Task prompt: Without altering anything, repeat each of the records.

Start of Provided records

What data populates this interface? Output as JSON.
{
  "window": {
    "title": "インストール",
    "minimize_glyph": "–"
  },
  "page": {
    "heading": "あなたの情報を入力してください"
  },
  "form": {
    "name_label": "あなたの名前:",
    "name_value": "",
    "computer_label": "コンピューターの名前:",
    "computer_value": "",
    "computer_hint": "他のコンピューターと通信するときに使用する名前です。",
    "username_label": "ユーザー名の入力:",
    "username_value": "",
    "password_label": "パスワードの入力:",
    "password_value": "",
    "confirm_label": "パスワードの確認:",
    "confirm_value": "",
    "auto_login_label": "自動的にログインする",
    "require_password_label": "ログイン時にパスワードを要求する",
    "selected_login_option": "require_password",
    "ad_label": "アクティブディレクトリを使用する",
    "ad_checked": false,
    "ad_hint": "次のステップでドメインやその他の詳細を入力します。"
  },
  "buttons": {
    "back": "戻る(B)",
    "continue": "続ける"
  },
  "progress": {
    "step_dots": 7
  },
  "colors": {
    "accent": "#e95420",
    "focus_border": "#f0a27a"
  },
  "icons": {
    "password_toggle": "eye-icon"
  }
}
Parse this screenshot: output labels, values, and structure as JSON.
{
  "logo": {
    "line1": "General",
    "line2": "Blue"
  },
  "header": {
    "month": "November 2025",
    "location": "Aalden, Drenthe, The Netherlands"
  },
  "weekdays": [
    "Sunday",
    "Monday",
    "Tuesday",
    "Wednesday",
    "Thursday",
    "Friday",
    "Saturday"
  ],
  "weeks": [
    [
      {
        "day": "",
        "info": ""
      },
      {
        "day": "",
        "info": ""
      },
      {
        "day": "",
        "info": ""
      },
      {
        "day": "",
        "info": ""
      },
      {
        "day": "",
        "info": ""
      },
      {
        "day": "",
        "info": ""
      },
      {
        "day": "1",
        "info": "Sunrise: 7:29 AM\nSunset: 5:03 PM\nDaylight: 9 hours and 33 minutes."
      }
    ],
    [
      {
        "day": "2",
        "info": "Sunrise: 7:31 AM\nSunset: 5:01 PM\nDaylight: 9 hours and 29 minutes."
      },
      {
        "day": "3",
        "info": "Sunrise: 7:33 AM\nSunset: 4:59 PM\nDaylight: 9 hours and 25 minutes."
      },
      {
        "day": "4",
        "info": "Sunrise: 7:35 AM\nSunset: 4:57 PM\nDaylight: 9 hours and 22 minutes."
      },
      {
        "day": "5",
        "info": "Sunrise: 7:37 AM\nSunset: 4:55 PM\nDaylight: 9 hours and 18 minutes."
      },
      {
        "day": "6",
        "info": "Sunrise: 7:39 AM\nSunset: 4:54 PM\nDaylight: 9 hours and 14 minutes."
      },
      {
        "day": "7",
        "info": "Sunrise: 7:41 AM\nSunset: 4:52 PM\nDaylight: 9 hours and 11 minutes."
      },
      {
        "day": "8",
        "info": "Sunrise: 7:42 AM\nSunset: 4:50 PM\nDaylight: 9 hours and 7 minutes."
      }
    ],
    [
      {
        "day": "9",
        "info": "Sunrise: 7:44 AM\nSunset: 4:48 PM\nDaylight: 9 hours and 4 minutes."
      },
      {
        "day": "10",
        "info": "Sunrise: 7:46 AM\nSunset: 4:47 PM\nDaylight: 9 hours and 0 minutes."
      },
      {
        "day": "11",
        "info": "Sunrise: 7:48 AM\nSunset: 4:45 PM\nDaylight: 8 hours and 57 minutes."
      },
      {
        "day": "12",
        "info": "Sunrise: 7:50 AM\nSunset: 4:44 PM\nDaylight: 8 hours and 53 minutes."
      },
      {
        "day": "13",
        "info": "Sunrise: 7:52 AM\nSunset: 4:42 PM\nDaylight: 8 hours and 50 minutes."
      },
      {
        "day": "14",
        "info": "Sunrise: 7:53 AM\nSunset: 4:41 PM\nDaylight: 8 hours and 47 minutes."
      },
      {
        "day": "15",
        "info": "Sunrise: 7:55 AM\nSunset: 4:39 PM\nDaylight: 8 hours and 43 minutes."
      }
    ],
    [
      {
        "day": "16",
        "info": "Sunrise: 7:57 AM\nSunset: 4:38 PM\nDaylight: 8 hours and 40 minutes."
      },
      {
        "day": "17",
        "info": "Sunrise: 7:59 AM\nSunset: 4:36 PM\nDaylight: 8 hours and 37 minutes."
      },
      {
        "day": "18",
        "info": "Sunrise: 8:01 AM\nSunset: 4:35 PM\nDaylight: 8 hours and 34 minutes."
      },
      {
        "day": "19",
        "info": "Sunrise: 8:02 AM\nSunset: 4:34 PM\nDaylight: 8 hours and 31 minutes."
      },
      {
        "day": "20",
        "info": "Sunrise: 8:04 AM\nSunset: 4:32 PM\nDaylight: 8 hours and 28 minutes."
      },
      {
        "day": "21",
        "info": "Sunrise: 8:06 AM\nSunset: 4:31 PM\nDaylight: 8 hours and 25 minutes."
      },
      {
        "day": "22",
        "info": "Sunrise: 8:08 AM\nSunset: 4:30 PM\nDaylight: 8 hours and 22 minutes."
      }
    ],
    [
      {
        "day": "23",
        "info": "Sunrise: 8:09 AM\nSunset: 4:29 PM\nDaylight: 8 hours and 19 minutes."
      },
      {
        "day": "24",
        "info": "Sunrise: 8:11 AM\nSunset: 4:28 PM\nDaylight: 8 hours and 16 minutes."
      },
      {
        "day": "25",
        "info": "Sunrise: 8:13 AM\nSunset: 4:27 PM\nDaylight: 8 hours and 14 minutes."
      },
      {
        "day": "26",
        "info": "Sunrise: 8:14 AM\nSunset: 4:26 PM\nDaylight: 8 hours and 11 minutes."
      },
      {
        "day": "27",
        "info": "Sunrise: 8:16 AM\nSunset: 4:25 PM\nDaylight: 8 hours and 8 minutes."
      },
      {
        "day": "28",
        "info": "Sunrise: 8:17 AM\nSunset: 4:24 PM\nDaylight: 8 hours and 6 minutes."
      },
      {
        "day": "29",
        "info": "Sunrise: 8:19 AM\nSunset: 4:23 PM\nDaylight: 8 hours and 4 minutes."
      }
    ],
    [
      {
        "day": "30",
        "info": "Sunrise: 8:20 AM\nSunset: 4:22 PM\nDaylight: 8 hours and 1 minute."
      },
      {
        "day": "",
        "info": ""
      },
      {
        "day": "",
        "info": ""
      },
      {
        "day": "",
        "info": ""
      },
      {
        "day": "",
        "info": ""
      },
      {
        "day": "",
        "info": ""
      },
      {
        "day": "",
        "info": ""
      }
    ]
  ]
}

End of Provided records

Exercise response:
What data populates this interface? Output as JSON.
{
  "window": {
    "title": "インストール",
    "minimize_glyph": "–"
  },
  "page": {
    "heading": "あなたの情報を入力してください"
  },
  "form": {
    "name_label": "あなたの名前:",
    "name_value": "",
    "computer_label": "コンピューターの名前:",
    "computer_value": "",
    "computer_hint": "他のコンピューターと通信するときに使用する名前です。",
    "username_label": "ユーザー名の入力:",
    "username_value": "",
    "password_label": "パスワードの入力:",
    "password_value": "",
    "confirm_label": "パスワードの確認:",
    "confirm_value": "",
    "auto_login_label": "自動的にログインする",
    "require_password_label": "ログイン時にパスワードを要求する",
    "selected_login_option": "require_password",
    "ad_label": "アクティブディレクトリを使用する",
    "ad_checked": false,
    "ad_hint": "次のステップでドメインやその他の詳細を入力します。"
  },
  "buttons": {
    "back": "戻る(B)",
    "continue": "続ける"
  },
  "progress": {
    "step_dots": 7
  },
  "colors": {
    "accent": "#e95420",
    "focus_border": "#f0a27a"
  },
  "icons": {
    "password_toggle": "eye-icon"
  }
}
Parse this screenshot: output labels, values, and structure as JSON.
{
  "logo": {
    "line1": "General",
    "line2": "Blue"
  },
  "header": {
    "month": "November 2025",
    "location": "Aalden, Drenthe, The Netherlands"
  },
  "weekdays": [
    "Sunday",
    "Monday",
    "Tuesday",
    "Wednesday",
    "Thursday",
    "Friday",
    "Saturday"
  ],
  "weeks": [
    [
      {
        "day": "",
        "info": ""
      },
      {
        "day": "",
        "info": ""
      },
      {
        "day": "",
        "info": ""
      },
      {
        "day": "",
        "info": ""
      },
      {
        "day": "",
        "info": ""
      },
      {
        "day": "",
        "info": ""
      },
      {
        "day": "1",
        "info": "Sunrise: 7:29 AM\nSunset: 5:03 PM\nDaylight: 9 hours and 33 minutes."
      }
    ],
    [
      {
        "day": "2",
        "info": "Sunrise: 7:31 AM\nSunset: 5:01 PM\nDaylight: 9 hours and 29 minutes."
      },
      {
        "day": "3",
        "info": "Sunrise: 7:33 AM\nSunset: 4:59 PM\nDaylight: 9 hours and 25 minutes."
      },
      {
        "day": "4",
        "info": "Sunrise: 7:35 AM\nSunset: 4:57 PM\nDaylight: 9 hours and 22 minutes."
      },
      {
        "day": "5",
        "info": "Sunrise: 7:37 AM\nSunset: 4:55 PM\nDaylight: 9 hours and 18 minutes."
      },
      {
        "day": "6",
        "info": "Sunrise: 7:39 AM\nSunset: 4:54 PM\nDaylight: 9 hours and 14 minutes."
      },
      {
        "day": "7",
        "info": "Sunrise: 7:41 AM\nSunset: 4:52 PM\nDaylight: 9 hours and 11 minutes."
      },
      {
        "day": "8",
        "info": "Sunrise: 7:42 AM\nSunset: 4:50 PM\nDaylight: 9 hours and 7 minutes."
      }
    ],
    [
      {
        "day": "9",
        "info": "Sunrise: 7:44 AM\nSunset: 4:48 PM\nDaylight: 9 hours and 4 minutes."
      },
      {
        "day": "10",
        "info": "Sunrise: 7:46 AM\nSunset: 4:47 PM\nDaylight: 9 hours and 0 minutes."
      },
      {
        "day": "11",
        "info": "Sunrise: 7:48 AM\nSunset: 4:45 PM\nDaylight: 8 hours and 57 minutes."
      },
      {
        "day": "12",
        "info": "Sunrise: 7:50 AM\nSunset: 4:44 PM\nDaylight: 8 hours and 53 minutes."
      },
      {
        "day": "13",
        "info": "Sunrise: 7:52 AM\nSunset: 4:42 PM\nDaylight: 8 hours and 50 minutes."
      },
      {
        "day": "14",
        "info": "Sunrise: 7:53 AM\nSunset: 4:41 PM\nDaylight: 8 hours and 47 minutes."
      },
      {
        "day": "15",
        "info": "Sunrise: 7:55 AM\nSunset: 4:39 PM\nDaylight: 8 hours and 43 minutes."
      }
    ],
    [
      {
        "day": "16",
        "info": "Sunrise: 7:57 AM\nSunset: 4:38 PM\nDaylight: 8 hours and 40 minutes."
      },
      {
        "day": "17",
        "info": "Sunrise: 7:59 AM\nSunset: 4:36 PM\nDaylight: 8 hours and 37 minutes."
      },
      {
        "day": "18",
        "info": "Sunrise: 8:01 AM\nSunset: 4:35 PM\nDaylight: 8 hours and 34 minutes."
      },
      {
        "day": "19",
        "info": "Sunrise: 8:02 AM\nSunset: 4:34 PM\nDaylight: 8 hours and 31 minutes."
      },
      {
        "day": "20",
        "info": "Sunrise: 8:04 AM\nSunset: 4:32 PM\nDaylight: 8 hours and 28 minutes."
      },
      {
        "day": "21",
        "info": "Sunrise: 8:06 AM\nSunset: 4:31 PM\nDaylight: 8 hours and 25 minutes."
      },
      {
        "day": "22",
        "info": "Sunrise: 8:08 AM\nSunset: 4:30 PM\nDaylight: 8 hours and 22 minutes."
      }
    ],
    [
      {
        "day": "23",
        "info": "Sunrise: 8:09 AM\nSunset: 4:29 PM\nDaylight: 8 hours and 19 minutes."
      },
      {
        "day": "24",
        "info": "Sunrise: 8:11 AM\nSunset: 4:28 PM\nDaylight: 8 hours and 16 minutes."
      },
      {
        "day": "25",
        "info": "Sunrise: 8:13 AM\nSunset: 4:27 PM\nDaylight: 8 hours and 14 minutes."
      },
      {
        "day": "26",
        "info": "Sunrise: 8:14 AM\nSunset: 4:26 PM\nDaylight: 8 hours and 11 minutes."
      },
      {
        "day": "27",
        "info": "Sunrise: 8:16 AM\nSunset: 4:25 PM\nDaylight: 8 hours and 8 minutes."
      },
      {
        "day": "28",
        "info": "Sunrise: 8:17 AM\nSunset: 4:24 PM\nDaylight: 8 hours and 6 minutes."
      },
      {
        "day": "29",
        "info": "Sunrise: 8:19 AM\nSunset: 4:23 PM\nDaylight: 8 hours and 4 minutes."
      }
    ],
    [
      {
        "day": "30",
        "info": "Sunrise: 8:20 AM\nSunset: 4:22 PM\nDaylight: 8 hours and 1 minute."
      },
      {
        "day": "",
        "info": ""
      },
      {
        "day": "",
        "info": ""
      },
      {
        "day": "",
        "info": ""
      },
      {
        "day": "",
        "info": ""
      },
      {
        "day": "",
        "info": ""
      },
      {
        "day": "",
        "info": ""
      }
    ]
  ]
}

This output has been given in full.